*Dataset records*.
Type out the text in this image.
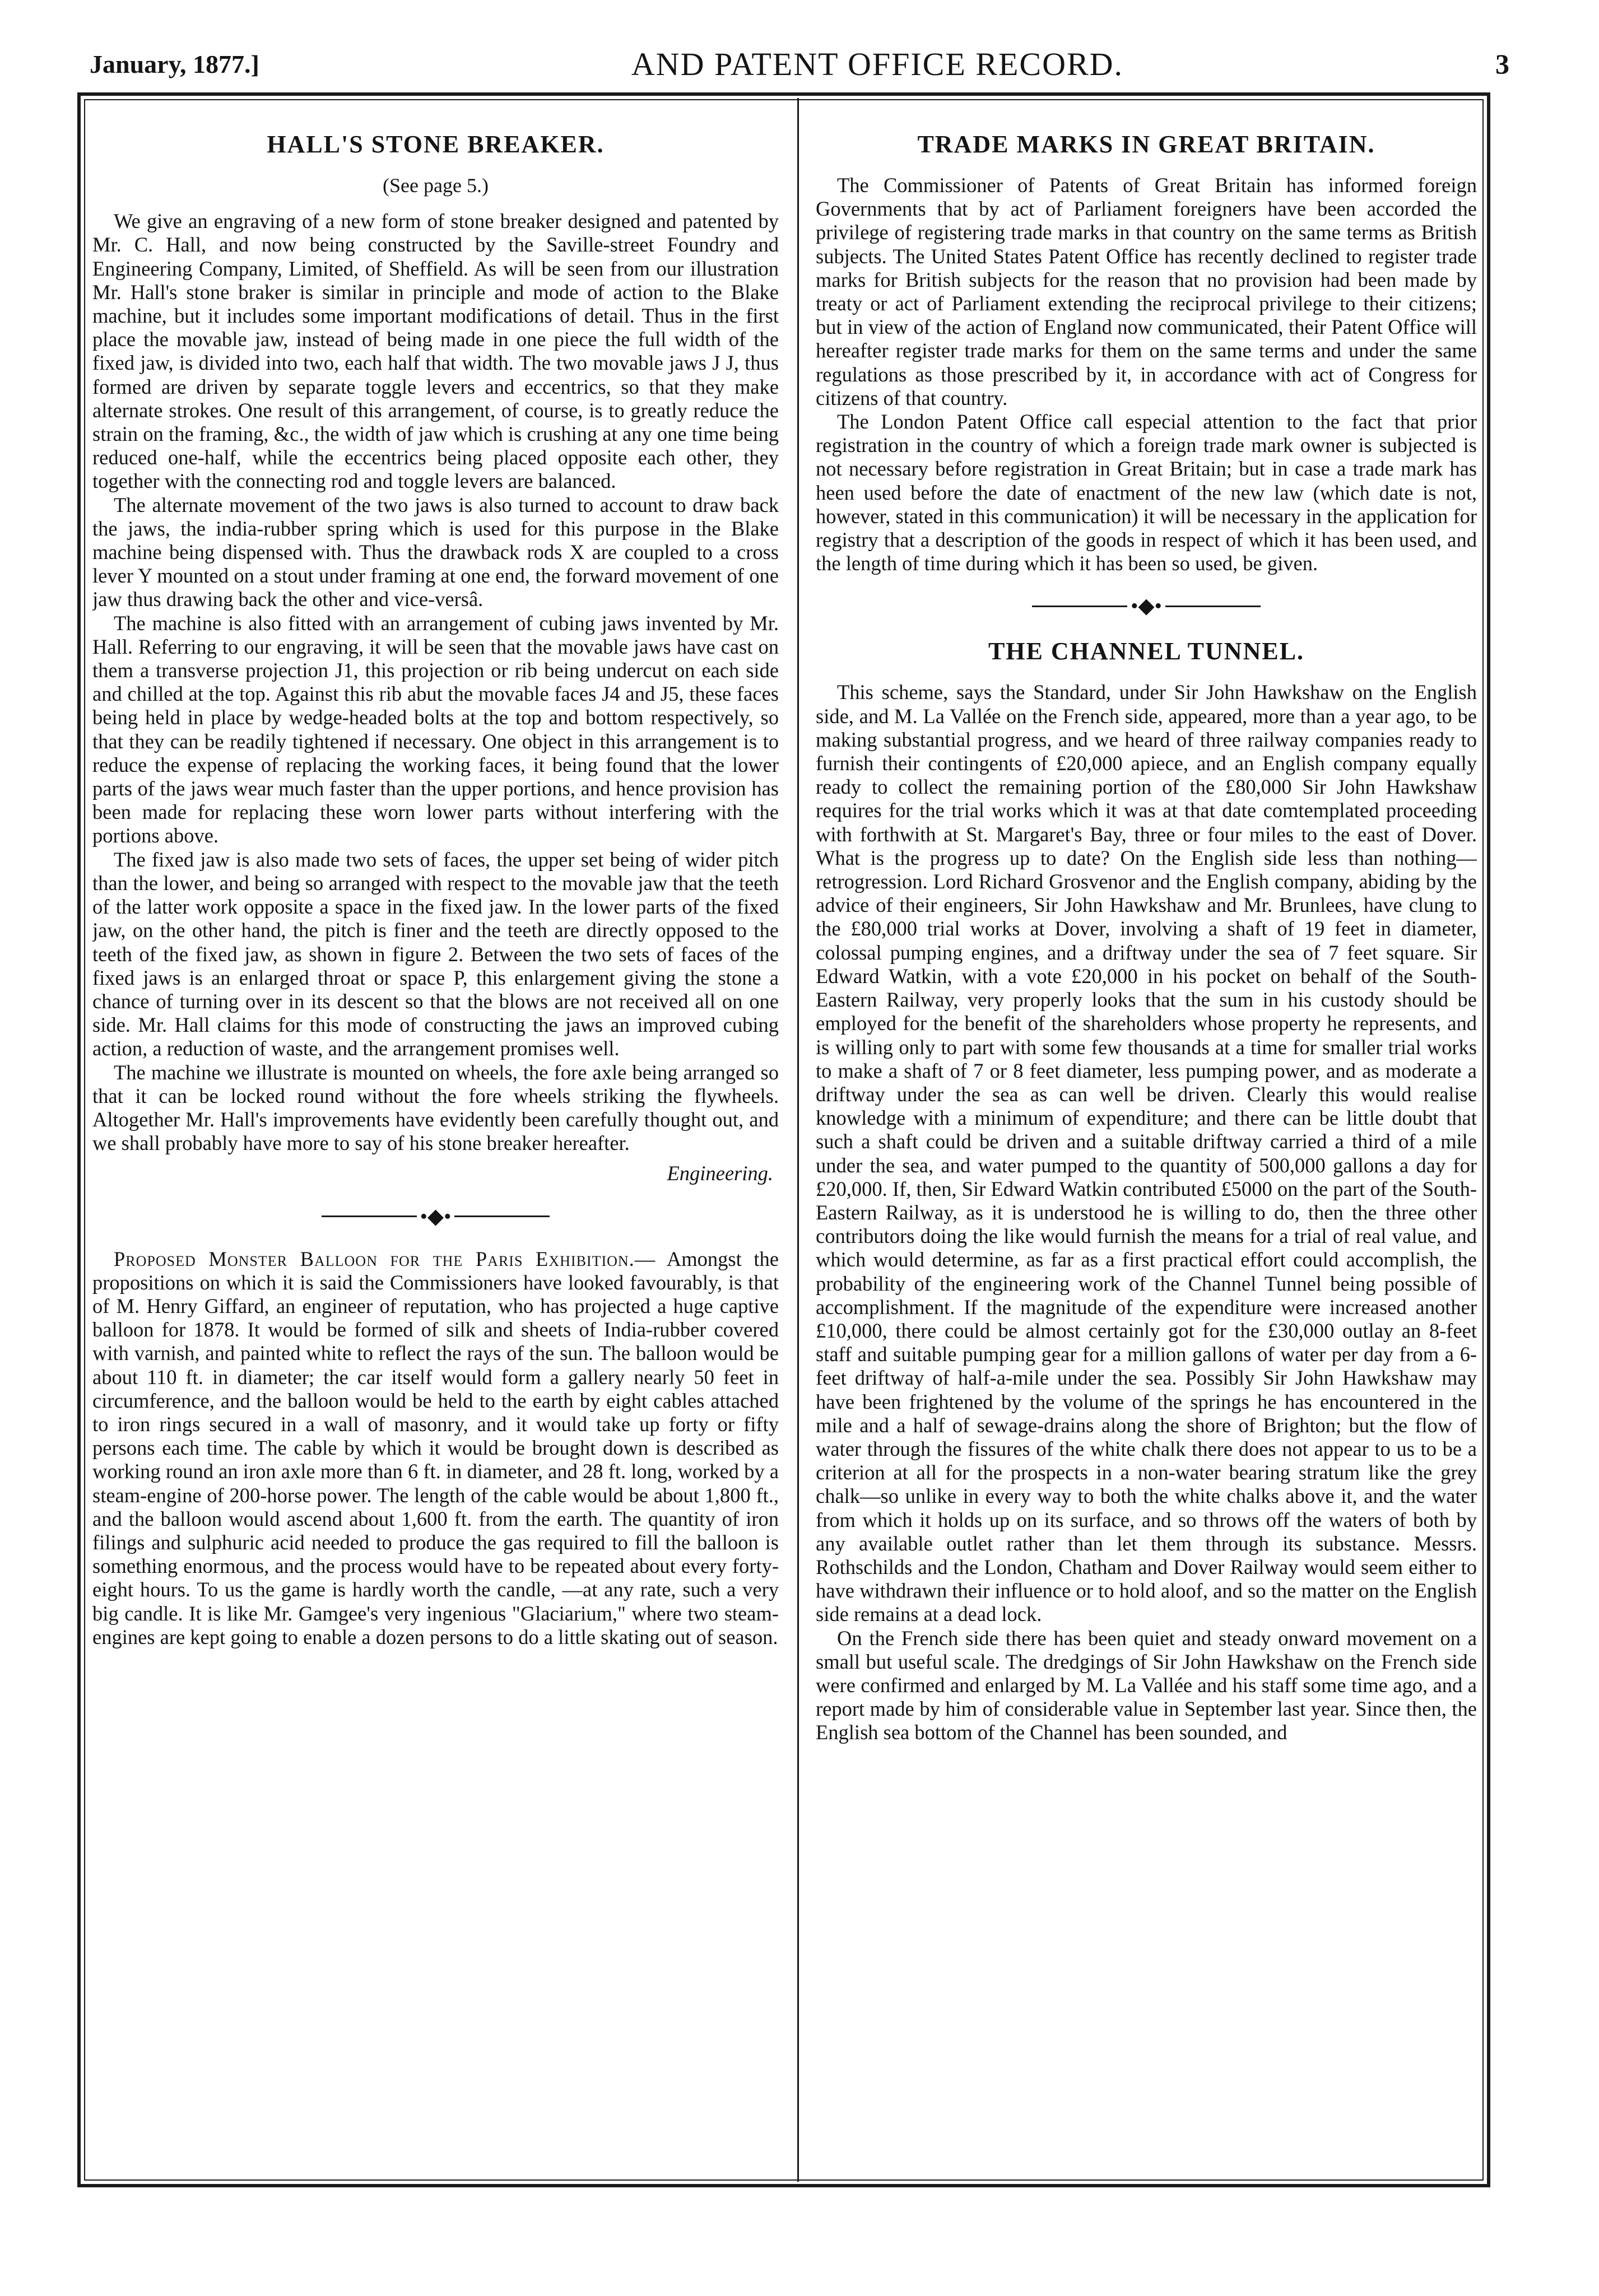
January, 1877.]	AND PATENT OFFICE RECORD.	3
HALL'S STONE BREAKER.
(See page 5.)

We give an engraving of a new form of stone breaker designed and patented by Mr. C. Hall, and now being constructed by the Saville-street Foundry and Engineering Company, Limited, of Sheffield. As will be seen from our illustration Mr. Hall's stone braker is similar in principle and mode of action to the Blake machine, but it includes some important modifications of detail. Thus in the first place the movable jaw, instead of being made in one piece the full width of the fixed jaw, is divided into two, each half that width. The two movable jaws J J, thus formed are driven by separate toggle levers and eccentrics, so that they make alternate strokes. One result of this arrangement, of course, is to greatly reduce the strain on the framing, &c., the width of jaw which is crushing at any one time being reduced one-half, while the eccentrics being placed opposite each other, they together with the connecting rod and toggle levers are balanced.

The alternate movement of the two jaws is also turned to account to draw back the jaws, the india-rubber spring which is used for this purpose in the Blake machine being dispensed with. Thus the drawback rods X are coupled to a cross lever Y mounted on a stout under framing at one end, the forward movement of one jaw thus drawing back the other and vice-versâ.

The machine is also fitted with an arrangement of cubing jaws invented by Mr. Hall. Referring to our engraving, it will be seen that the movable jaws have cast on them a transverse projection J1, this projection or rib being undercut on each side and chilled at the top. Against this rib abut the movable faces J4 and J5, these faces being held in place by wedge-headed bolts at the top and bottom respectively, so that they can be readily tightened if necessary. One object in this arrangement is to reduce the expense of replacing the working faces, it being found that the lower parts of the jaws wear much faster than the upper portions, and hence provision has been made for replacing these worn lower parts without interfering with the portions above.

The fixed jaw is also made two sets of faces, the upper set being of wider pitch than the lower, and being so arranged with respect to the movable jaw that the teeth of the latter work opposite a space in the fixed jaw. In the lower parts of the fixed jaw, on the other hand, the pitch is finer and the teeth are directly opposed to the teeth of the fixed jaw, as shown in figure 2. Between the two sets of faces of the fixed jaws is an enlarged throat or space P, this enlargement giving the stone a chance of turning over in its descent so that the blows are not received all on one side. Mr. Hall claims for this mode of constructing the jaws an improved cubing action, a reduction of waste, and the arrangement promises well.

The machine we illustrate is mounted on wheels, the fore axle being arranged so that it can be locked round without the fore wheels striking the flywheels. Altogether Mr. Hall's improvements have evidently been carefully thought out, and we shall probably have more to say of his stone breaker hereafter.

Engineering.
•◆•

Proposed Monster Balloon for the Paris Exhibition.— Amongst the propositions on which it is said the Commissioners have looked favourably, is that of M. Henry Giffard, an engineer of reputation, who has projected a huge captive balloon for 1878. It would be formed of silk and sheets of India-rubber covered with varnish, and painted white to reflect the rays of the sun. The balloon would be about 110 ft. in diameter; the car itself would form a gallery nearly 50 feet in circumference, and the balloon would be held to the earth by eight cables attached to iron rings secured in a wall of masonry, and it would take up forty or fifty persons each time. The cable by which it would be brought down is described as working round an iron axle more than 6 ft. in diameter, and 28 ft. long, worked by a steam-engine of 200-horse power. The length of the cable would be about 1,800 ft., and the balloon would ascend about 1,600 ft. from the earth. The quantity of iron filings and sulphuric acid needed to produce the gas required to fill the balloon is something enormous, and the process would have to be repeated about every forty-eight hours. To us the game is hardly worth the candle, —at any rate, such a very big candle. It is like Mr. Gamgee's very ingenious "Glaciarium," where two steam-engines are kept going to enable a dozen persons to do a little skating out of season.

TRADE MARKS IN GREAT BRITAIN.

The Commissioner of Patents of Great Britain has informed foreign Governments that by act of Parliament foreigners have been accorded the privilege of registering trade marks in that country on the same terms as British subjects. The United States Patent Office has recently declined to register trade marks for British subjects for the reason that no provision had been made by treaty or act of Parliament extending the reciprocal privilege to their citizens; but in view of the action of England now communicated, their Patent Office will hereafter register trade marks for them on the same terms and under the same regulations as those prescribed by it, in accordance with act of Congress for citizens of that country.

The London Patent Office call especial attention to the fact that prior registration in the country of which a foreign trade mark owner is subjected is not necessary before registration in Great Britain; but in case a trade mark has heen used before the date of enactment of the new law (which date is not, however, stated in this communication) it will be necessary in the application for registry that a description of the goods in respect of which it has been used, and the length of time during which it has been so used, be given.

•◆•
THE CHANNEL TUNNEL.

This scheme, says the Standard, under Sir John Hawkshaw on the English side, and M. La Vallée on the French side, appeared, more than a year ago, to be making substantial progress, and we heard of three railway companies ready to furnish their contingents of £20,000 apiece, and an English company equally ready to collect the remaining portion of the £80,000 Sir John Hawkshaw requires for the trial works which it was at that date comtemplated proceeding with forthwith at St. Margaret's Bay, three or four miles to the east of Dover. What is the progress up to date? On the English side less than nothing—retrogression. Lord Richard Grosvenor and the English company, abiding by the advice of their engineers, Sir John Hawkshaw and Mr. Brunlees, have clung to the £80,000 trial works at Dover, involving a shaft of 19 feet in diameter, colossal pumping engines, and a driftway under the sea of 7 feet square. Sir Edward Watkin, with a vote £20,000 in his pocket on behalf of the South-Eastern Railway, very properly looks that the sum in his custody should be employed for the benefit of the shareholders whose property he represents, and is willing only to part with some few thousands at a time for smaller trial works to make a shaft of 7 or 8 feet diameter, less pumping power, and as moderate a driftway under the sea as can well be driven. Clearly this would realise knowledge with a minimum of expenditure; and there can be little doubt that such a shaft could be driven and a suitable driftway carried a third of a mile under the sea, and water pumped to the quantity of 500,000 gallons a day for £20,000. If, then, Sir Edward Watkin contributed £5000 on the part of the South-Eastern Railway, as it is understood he is willing to do, then the three other contributors doing the like would furnish the means for a trial of real value, and which would determine, as far as a first practical effort could accomplish, the probability of the engineering work of the Channel Tunnel being possible of accomplishment. If the magnitude of the expenditure were increased another £10,000, there could be almost certainly got for the £30,000 outlay an 8-feet staff and suitable pumping gear for a million gallons of water per day from a 6-feet driftway of half-a-mile under the sea. Possibly Sir John Hawkshaw may have been frightened by the volume of the springs he has encountered in the mile and a half of sewage-drains along the shore of Brighton; but the flow of water through the fissures of the white chalk there does not appear to us to be a criterion at all for the prospects in a non-water bearing stratum like the grey chalk—so unlike in every way to both the white chalks above it, and the water from which it holds up on its surface, and so throws off the waters of both by any available outlet rather than let them through its substance. Messrs. Rothschilds and the London, Chatham and Dover Railway would seem either to have withdrawn their influence or to hold aloof, and so the matter on the English side remains at a dead lock.

On the French side there has been quiet and steady onward movement on a small but useful scale. The dredgings of Sir John Hawkshaw on the French side were confirmed and enlarged by M. La Vallée and his staff some time ago, and a report made by him of considerable value in September last year. Since then, the English sea bottom of the Channel has been sounded, and
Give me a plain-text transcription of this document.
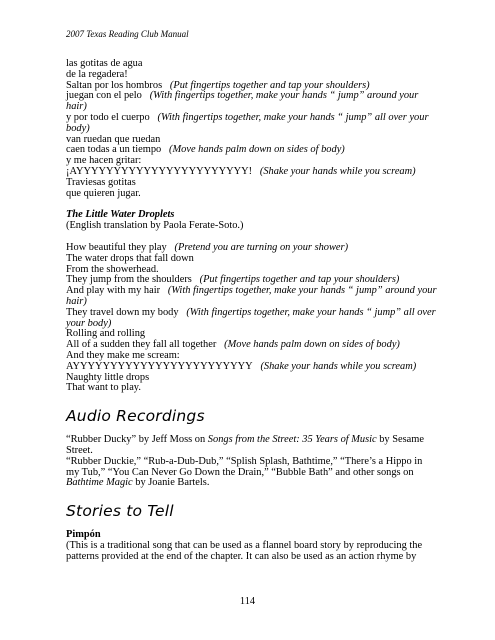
2007 Texas Reading Club Manual
las gotitas de agua
de la regadera!
Saltan por los hombros (Put fingertips together and tap your shoulders)
juegan con el pelo (With fingertips together, make your hands “ jump” around your hair)
y por todo el cuerpo (With fingertips together, make your hands “ jump” all over your body)
van ruedan que ruedan
caen todas a un tiempo (Move hands palm down on sides of body)
y me hacen gritar:
¡AYYYYYYYYYYYYYYYYYYYYYYY! (Shake your hands while you scream)
Traviesas gotitas
que quieren jugar.
The Little Water Droplets
(English translation by Paola Ferate-Soto.)
How beautiful they play (Pretend you are turning on your shower)
The water drops that fall down
From the showerhead.
They jump from the shoulders (Put fingertips together and tap your shoulders)
And play with my hair (With fingertips together, make your hands “ jump” around your hair)
They travel down my body (With fingertips together, make your hands “ jump” all over your body)
Rolling and rolling
All of a sudden they fall all together (Move hands palm down on sides of body)
And they make me scream:
AYYYYYYYYYYYYYYYYYYYYYYYY (Shake your hands while you scream)
Naughty little drops
That want to play.
Audio Recordings
“Rubber Ducky” by Jeff Moss on Songs from the Street: 35 Years of Music by Sesame Street.
“Rubber Duckie,” “Rub-a-Dub-Dub,” “Splish Splash, Bathtime,” “There’s a Hippo in my Tub,” “You Can Never Go Down the Drain,” “Bubble Bath” and other songs on Bathtime Magic by Joanie Bartels.
Stories to Tell
Pimpón
(This is a traditional song that can be used as a flannel board story by reproducing the patterns provided at the end of the chapter. It can also be used as an action rhyme by
114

*Exercise*. Reproduce word for word only the lines between the line containing "Give me a plain-text" and the end of the listing above, both included, and drop any pictures.

*Result*.
Give me a plain-text transcription of this document.
2007 Texas Reading Club Manual
las gotitas de agua
de la regadera!
Saltan por los hombros (Put fingertips together and tap your shoulders)
juegan con el pelo (With fingertips together, make your hands “ jump” around your hair)
y por todo el cuerpo (With fingertips together, make your hands “ jump” all over your body)
van ruedan que ruedan
caen todas a un tiempo (Move hands palm down on sides of body)
y me hacen gritar:
¡AYYYYYYYYYYYYYYYYYYYYYYY! (Shake your hands while you scream)
Traviesas gotitas
que quieren jugar.
The Little Water Droplets
(English translation by Paola Ferate-Soto.)
How beautiful they play (Pretend you are turning on your shower)
The water drops that fall down
From the showerhead.
They jump from the shoulders (Put fingertips together and tap your shoulders)
And play with my hair (With fingertips together, make your hands “ jump” around your hair)
They travel down my body (With fingertips together, make your hands “ jump” all over your body)
Rolling and rolling
All of a sudden they fall all together (Move hands palm down on sides of body)
And they make me scream:
AYYYYYYYYYYYYYYYYYYYYYYYY (Shake your hands while you scream)
Naughty little drops
That want to play.
Audio Recordings
“Rubber Ducky” by Jeff Moss on Songs from the Street: 35 Years of Music by Sesame Street.
“Rubber Duckie,” “Rub-a-Dub-Dub,” “Splish Splash, Bathtime,” “There’s a Hippo in my Tub,” “You Can Never Go Down the Drain,” “Bubble Bath” and other songs on Bathtime Magic by Joanie Bartels.
Stories to Tell
Pimpón
(This is a traditional song that can be used as a flannel board story by reproducing the patterns provided at the end of the chapter. It can also be used as an action rhyme by
114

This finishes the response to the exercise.